§ **WHAT IS ASKED**: Locate all lines with the word "возможности" and copy them out.
— Begin —
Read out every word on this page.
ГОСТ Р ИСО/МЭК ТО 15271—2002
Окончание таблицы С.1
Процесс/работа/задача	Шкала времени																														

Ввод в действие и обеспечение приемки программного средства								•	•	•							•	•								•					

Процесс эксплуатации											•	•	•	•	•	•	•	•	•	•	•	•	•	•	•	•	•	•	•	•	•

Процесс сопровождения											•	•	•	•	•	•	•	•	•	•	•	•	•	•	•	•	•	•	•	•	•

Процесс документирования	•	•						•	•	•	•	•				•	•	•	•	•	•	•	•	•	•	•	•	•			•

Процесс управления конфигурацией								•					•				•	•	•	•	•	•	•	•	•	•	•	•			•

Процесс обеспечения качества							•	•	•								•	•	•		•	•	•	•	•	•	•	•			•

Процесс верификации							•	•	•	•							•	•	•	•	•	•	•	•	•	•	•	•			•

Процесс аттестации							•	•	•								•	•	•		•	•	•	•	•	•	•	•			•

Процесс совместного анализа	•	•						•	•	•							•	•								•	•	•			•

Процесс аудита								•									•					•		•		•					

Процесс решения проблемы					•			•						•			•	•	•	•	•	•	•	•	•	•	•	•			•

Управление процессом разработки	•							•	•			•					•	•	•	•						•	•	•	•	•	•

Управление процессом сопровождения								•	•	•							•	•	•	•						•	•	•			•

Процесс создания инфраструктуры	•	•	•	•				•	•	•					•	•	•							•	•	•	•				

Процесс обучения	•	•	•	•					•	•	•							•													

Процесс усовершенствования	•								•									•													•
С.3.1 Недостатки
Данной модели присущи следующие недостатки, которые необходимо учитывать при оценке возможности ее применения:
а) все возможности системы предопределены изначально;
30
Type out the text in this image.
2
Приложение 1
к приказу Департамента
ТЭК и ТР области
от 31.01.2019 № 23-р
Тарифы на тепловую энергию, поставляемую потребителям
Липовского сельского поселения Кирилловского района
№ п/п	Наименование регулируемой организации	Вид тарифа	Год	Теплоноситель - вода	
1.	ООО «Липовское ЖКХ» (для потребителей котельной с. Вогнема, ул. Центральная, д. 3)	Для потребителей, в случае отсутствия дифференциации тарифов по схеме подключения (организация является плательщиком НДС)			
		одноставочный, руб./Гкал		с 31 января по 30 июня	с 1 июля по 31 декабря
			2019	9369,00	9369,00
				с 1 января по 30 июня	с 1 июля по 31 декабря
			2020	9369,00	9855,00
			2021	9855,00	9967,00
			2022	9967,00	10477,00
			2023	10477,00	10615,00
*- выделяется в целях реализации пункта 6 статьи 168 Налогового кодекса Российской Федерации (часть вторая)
— End —
§ **ANSWER TO THIS PROBLEM**:
Данной модели присущи следующие недостатки, которые необходимо учитывать при оценке возможности ее применения:
а) все возможности системы предопределены изначально;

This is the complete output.